_Extract:_
----------

MUV in Barcelona

MUV – Mobility Urban Values – levers behavioural change in local communities using an innovative approach to improve urban mobility: changing citizens’ habits through a game that mixes digital and physical experiences


The Sant Andreu neighborhood has been receiving more attention and that emerging attraction is increasingly compelling other district’s dwellers to set up shops and work there, thus bringing up demand for transportation.


Rather than focus on infrastructures, it raises citizen awareness on the quality of the urban environment where they live in order to promote a shift towards more sustainable and healthy mobility choices.

The MUV system will result from the combination of behavioural change techniques, new technologies, data science and co-design approaches. The solution will include a mobile app tracking users’ daily routes and assigning points for sustainable behaviours and a network of sensing stations designed by the makers’ community.

Mobility and environmental data gathered via the mobile app and the monitoring stations, all released as Open Data, will allow policymakers to enhance planning processes and civic hackers to build new services able to improve cities’ quality of life in a more effective way.

----------

Element box records:
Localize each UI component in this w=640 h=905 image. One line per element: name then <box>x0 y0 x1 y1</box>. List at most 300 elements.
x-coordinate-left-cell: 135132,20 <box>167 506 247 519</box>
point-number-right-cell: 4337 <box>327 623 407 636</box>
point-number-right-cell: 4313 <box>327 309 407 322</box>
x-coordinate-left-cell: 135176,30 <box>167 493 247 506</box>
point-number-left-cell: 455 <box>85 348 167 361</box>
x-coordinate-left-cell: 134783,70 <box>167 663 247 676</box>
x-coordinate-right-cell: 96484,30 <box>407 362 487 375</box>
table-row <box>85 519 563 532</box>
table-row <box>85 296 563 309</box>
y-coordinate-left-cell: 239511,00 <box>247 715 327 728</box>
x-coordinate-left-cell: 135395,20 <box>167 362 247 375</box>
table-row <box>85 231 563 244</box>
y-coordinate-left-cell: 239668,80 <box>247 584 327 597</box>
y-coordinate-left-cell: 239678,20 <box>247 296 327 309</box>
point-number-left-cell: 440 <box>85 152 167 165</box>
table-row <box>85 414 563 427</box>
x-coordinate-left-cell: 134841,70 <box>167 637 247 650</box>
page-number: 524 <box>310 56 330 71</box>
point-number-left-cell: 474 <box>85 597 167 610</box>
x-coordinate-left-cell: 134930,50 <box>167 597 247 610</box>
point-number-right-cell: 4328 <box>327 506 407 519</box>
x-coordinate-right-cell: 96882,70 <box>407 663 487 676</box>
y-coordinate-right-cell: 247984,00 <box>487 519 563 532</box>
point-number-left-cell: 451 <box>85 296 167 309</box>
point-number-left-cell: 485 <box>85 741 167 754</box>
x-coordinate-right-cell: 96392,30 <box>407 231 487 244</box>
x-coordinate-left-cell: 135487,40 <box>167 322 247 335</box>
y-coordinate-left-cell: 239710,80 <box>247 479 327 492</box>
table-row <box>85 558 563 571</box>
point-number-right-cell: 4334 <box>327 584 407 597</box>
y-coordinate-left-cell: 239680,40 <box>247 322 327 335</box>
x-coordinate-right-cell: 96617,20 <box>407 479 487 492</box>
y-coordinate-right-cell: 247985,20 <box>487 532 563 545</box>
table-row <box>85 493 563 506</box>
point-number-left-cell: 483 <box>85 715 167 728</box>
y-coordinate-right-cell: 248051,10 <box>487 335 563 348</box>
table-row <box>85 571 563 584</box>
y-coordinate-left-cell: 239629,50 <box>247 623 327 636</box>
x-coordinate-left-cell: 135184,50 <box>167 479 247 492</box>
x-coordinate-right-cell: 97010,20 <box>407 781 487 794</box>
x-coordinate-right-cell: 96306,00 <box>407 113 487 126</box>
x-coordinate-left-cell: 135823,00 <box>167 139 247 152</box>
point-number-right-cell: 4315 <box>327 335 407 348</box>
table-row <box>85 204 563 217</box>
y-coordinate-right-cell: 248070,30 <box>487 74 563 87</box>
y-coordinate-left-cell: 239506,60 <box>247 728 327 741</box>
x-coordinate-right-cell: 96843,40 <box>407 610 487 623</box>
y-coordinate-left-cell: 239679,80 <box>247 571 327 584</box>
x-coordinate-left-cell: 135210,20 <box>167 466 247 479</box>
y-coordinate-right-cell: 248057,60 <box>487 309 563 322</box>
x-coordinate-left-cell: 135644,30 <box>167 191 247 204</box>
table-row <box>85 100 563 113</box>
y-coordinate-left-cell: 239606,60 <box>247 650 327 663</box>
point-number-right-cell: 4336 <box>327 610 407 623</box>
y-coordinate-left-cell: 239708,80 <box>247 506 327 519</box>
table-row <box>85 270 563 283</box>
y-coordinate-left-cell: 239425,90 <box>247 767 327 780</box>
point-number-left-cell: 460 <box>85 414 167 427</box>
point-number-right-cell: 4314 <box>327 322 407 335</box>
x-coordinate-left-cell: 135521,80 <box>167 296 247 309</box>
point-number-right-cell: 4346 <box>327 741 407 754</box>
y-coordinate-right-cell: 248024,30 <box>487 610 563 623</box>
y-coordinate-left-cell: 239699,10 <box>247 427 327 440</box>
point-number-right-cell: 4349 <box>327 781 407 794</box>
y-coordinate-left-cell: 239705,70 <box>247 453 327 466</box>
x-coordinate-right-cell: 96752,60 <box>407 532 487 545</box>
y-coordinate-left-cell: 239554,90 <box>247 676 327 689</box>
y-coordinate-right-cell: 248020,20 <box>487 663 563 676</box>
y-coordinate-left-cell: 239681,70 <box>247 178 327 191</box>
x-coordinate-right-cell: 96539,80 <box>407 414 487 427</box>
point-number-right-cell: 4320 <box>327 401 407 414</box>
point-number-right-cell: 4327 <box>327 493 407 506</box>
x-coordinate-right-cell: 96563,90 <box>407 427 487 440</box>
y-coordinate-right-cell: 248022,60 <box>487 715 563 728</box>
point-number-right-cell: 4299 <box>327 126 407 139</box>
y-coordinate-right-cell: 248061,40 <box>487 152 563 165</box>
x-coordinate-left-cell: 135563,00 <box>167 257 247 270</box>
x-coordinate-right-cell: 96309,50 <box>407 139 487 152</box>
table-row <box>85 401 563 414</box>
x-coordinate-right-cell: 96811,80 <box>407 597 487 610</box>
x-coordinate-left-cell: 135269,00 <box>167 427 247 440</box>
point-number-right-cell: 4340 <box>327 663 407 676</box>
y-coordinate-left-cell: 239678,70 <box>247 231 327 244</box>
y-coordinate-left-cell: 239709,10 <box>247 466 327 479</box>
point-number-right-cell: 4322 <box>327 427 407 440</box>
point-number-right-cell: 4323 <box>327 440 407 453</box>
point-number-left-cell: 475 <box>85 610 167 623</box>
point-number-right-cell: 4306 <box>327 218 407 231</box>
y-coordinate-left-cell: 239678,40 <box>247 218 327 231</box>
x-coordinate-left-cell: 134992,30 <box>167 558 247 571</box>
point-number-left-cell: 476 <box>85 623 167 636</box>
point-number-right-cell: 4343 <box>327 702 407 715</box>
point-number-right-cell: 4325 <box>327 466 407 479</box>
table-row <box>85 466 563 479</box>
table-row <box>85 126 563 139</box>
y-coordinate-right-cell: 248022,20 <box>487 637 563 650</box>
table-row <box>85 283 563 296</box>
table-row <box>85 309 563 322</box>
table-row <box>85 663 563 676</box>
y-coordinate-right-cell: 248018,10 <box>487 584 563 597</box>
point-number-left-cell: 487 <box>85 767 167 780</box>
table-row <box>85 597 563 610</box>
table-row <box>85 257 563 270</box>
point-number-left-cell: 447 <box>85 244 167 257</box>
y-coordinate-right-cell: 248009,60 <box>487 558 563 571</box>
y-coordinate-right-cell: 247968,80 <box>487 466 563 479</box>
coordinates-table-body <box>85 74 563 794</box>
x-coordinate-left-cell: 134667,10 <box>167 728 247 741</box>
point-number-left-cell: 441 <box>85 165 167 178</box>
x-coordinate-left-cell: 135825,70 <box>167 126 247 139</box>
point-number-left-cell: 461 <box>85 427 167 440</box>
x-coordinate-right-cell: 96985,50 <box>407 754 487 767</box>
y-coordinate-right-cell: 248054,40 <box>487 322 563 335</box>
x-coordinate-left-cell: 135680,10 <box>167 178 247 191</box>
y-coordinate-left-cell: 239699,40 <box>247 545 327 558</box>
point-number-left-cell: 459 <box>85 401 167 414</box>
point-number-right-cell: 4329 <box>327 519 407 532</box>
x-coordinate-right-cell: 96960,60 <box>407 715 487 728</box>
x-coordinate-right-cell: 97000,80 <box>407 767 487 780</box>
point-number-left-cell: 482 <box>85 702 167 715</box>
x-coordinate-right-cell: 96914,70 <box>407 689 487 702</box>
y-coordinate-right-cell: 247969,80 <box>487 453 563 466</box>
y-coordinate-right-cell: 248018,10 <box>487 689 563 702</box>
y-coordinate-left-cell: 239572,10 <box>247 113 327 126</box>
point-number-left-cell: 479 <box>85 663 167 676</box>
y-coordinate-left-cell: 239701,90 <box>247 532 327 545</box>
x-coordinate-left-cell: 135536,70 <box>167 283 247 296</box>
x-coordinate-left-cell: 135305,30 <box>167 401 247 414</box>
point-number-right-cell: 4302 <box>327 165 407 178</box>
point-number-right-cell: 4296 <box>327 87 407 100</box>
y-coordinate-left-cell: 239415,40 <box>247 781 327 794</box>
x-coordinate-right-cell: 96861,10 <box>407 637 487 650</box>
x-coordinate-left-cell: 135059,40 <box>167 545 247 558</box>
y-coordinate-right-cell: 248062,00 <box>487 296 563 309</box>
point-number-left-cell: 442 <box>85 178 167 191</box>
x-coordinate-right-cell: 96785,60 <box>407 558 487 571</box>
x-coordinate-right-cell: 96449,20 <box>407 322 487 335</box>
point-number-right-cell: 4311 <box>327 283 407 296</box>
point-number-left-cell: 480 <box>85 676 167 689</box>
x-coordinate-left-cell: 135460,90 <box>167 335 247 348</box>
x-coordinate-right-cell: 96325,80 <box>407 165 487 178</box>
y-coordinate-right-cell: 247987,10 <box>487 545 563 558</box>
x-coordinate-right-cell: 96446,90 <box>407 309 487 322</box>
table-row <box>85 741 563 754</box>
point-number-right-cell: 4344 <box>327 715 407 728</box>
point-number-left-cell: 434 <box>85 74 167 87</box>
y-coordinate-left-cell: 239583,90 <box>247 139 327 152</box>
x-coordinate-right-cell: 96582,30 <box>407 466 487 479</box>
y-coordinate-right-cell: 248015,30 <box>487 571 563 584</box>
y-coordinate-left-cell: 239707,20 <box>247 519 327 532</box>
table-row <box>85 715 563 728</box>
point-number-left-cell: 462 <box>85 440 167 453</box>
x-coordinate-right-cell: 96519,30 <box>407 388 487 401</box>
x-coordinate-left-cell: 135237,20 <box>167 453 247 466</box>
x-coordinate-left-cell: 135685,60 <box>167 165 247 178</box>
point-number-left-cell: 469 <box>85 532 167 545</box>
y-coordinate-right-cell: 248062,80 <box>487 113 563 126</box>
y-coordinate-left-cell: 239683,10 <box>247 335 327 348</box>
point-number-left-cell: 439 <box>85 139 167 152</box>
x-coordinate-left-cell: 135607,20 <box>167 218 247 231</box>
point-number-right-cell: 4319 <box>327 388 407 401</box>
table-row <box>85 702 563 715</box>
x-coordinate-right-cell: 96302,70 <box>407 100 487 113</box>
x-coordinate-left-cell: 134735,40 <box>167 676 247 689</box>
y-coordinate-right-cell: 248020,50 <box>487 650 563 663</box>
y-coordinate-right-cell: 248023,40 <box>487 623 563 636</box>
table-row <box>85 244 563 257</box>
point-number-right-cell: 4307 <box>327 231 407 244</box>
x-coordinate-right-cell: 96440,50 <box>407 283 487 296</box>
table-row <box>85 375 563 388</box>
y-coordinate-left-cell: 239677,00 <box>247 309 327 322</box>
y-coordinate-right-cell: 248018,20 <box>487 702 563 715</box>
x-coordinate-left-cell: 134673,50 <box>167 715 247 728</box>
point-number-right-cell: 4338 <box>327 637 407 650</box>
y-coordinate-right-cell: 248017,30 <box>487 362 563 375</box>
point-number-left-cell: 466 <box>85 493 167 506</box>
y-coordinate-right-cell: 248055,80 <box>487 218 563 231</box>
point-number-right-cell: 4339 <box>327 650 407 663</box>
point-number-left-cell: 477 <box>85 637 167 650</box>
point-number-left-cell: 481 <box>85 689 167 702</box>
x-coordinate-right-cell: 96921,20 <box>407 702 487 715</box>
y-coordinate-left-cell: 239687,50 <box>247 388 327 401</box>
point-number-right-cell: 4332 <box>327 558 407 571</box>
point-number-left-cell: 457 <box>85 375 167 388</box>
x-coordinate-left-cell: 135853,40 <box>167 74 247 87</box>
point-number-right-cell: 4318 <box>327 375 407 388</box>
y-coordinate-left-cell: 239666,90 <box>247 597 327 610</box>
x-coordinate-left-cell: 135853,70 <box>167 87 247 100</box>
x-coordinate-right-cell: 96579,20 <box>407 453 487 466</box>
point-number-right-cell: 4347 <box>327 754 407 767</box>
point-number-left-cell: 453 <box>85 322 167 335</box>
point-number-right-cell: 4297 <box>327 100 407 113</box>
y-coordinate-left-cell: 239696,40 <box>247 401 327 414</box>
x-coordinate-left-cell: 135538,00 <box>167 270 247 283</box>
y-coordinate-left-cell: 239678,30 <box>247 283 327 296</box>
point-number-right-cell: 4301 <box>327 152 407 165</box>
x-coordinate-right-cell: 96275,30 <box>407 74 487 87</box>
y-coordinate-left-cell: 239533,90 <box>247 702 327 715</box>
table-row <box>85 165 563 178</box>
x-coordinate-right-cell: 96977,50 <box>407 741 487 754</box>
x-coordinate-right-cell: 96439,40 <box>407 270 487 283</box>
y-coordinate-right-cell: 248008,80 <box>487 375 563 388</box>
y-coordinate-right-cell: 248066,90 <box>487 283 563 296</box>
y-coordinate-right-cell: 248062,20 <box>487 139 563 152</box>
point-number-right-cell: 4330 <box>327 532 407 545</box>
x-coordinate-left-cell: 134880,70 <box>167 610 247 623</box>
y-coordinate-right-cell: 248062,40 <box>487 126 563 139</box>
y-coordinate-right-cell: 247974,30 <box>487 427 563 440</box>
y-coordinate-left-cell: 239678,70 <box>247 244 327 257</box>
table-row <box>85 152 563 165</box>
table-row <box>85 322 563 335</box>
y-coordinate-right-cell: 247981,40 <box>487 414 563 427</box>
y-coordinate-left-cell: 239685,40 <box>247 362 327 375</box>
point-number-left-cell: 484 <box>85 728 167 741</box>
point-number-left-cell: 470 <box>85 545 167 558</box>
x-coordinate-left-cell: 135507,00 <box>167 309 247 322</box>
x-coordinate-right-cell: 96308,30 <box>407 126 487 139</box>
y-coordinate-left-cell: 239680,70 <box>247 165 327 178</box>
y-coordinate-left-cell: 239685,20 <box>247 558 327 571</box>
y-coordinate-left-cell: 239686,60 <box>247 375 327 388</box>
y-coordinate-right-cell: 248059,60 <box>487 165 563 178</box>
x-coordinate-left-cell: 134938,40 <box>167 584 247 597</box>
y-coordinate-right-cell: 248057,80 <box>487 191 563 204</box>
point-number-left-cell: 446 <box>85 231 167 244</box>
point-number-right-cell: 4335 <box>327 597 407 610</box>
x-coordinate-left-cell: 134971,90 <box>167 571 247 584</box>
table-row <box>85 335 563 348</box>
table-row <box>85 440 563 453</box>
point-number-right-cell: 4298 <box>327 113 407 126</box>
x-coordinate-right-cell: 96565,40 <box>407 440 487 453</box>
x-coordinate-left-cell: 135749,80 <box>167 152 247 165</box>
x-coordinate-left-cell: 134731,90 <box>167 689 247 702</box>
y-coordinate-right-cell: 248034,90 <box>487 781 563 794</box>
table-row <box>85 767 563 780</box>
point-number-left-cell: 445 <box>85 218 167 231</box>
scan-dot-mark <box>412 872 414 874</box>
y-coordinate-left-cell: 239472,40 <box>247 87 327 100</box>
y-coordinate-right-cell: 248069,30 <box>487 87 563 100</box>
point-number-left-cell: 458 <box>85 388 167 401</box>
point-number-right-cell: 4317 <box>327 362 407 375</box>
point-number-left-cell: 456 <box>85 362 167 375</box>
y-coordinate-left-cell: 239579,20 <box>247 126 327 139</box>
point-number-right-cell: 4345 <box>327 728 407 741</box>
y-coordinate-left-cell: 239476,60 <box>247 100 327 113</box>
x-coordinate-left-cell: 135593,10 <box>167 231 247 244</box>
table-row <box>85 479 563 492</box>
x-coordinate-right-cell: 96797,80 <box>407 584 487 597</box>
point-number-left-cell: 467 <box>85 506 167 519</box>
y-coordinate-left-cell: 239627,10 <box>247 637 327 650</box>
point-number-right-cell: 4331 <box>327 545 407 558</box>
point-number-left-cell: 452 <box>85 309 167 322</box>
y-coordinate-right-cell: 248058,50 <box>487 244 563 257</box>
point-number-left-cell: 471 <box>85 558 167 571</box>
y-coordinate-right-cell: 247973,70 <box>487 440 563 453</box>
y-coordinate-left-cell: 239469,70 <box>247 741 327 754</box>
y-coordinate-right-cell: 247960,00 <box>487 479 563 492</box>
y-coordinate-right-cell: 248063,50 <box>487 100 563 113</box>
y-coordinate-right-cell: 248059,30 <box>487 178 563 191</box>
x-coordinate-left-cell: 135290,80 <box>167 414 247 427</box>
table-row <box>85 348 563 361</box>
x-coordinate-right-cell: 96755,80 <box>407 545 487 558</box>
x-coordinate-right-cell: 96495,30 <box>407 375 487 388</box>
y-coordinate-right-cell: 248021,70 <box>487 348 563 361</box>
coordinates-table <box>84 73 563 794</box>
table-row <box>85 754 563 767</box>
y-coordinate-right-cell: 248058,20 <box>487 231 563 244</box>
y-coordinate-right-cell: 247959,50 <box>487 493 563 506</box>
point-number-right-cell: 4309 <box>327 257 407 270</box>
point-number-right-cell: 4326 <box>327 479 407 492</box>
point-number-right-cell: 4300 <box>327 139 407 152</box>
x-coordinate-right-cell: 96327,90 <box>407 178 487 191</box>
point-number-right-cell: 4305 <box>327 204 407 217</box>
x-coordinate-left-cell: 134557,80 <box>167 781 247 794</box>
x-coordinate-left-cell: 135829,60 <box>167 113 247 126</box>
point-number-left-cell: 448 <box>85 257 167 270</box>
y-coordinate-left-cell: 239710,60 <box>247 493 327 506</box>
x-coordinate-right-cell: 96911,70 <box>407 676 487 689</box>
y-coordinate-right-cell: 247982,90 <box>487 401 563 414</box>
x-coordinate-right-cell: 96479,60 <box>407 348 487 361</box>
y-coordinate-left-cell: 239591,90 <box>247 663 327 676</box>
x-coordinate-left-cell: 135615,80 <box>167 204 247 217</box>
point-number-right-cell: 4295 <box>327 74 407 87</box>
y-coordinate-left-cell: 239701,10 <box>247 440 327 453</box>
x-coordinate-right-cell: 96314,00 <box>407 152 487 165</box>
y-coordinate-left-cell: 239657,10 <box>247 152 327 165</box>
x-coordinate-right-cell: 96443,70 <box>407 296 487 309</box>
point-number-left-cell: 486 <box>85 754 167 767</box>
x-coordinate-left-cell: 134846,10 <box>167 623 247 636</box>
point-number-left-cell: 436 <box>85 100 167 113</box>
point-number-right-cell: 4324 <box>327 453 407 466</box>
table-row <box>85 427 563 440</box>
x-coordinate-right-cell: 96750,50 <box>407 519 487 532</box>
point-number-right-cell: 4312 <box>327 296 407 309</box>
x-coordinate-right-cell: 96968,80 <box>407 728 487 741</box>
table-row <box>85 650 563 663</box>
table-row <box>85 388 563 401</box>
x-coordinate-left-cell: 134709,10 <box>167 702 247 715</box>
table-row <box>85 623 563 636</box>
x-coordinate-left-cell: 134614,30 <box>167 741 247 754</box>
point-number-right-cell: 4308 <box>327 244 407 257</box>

----------

_Work to do:_
1 > Please write out the MUV in Barcelona passage between "MUV – Mobility" and "demand for transportation.", inclusive.
2 > Continue the MUV in Barcelona passage from its final sentence onward.
These entries come from a separate source.

_Responses for each task:_
1 >
MUV – Mobility Urban Values – levers behavioural change in local communities using an innovative approach to improve urban mobility: changing citizens’ habits through a game that mixes digital and physical experiences


The Sant Andreu neighborhood has been receiving more attention and that emerging attraction is increasingly compelling other district’s dwellers to set up shops and work there, thus bringing up demand for transportation.

2 >
The strategies put in place have been focused on the empowerment of the citizens, let them feel an active part of the project in order to really promote a change, adopt healthy mobility habits for themselves and the environment, being able to advocate for a real social impact in their own city. Barcelona’s case has proven how the level of engagement has been crucial to establish a trustworthy relationship with the institutions, the MUV users – the athletes and the Local Supporting Organizations in order to involve the main actors.

Lessons Learned

The lessons learnt from the project implementation, in all pilots, not only Barcelona, were retrieved from the process evaluation document.

The main drivers for success of MUV was:

  • Exploitation of events co-creation sessions and workshops
  • Take advantage of network created through early sessions
  • Promotion material (e.g. communication, social networks)
  • Alignment of objectives between sktakeholders
  • Keep the players’ community alive. Involve them in the process of enhancing the game experience with new activities and challenges
  • Continuous spread of the MUV project as an innovative way to influence people’s mobility choices.

The main barriers were the following:

  • Participation fatigue
  • Cultural bias
  • Lack of trust in new public initiatives
  • Drop out rate after first use or first download (Chun Rate)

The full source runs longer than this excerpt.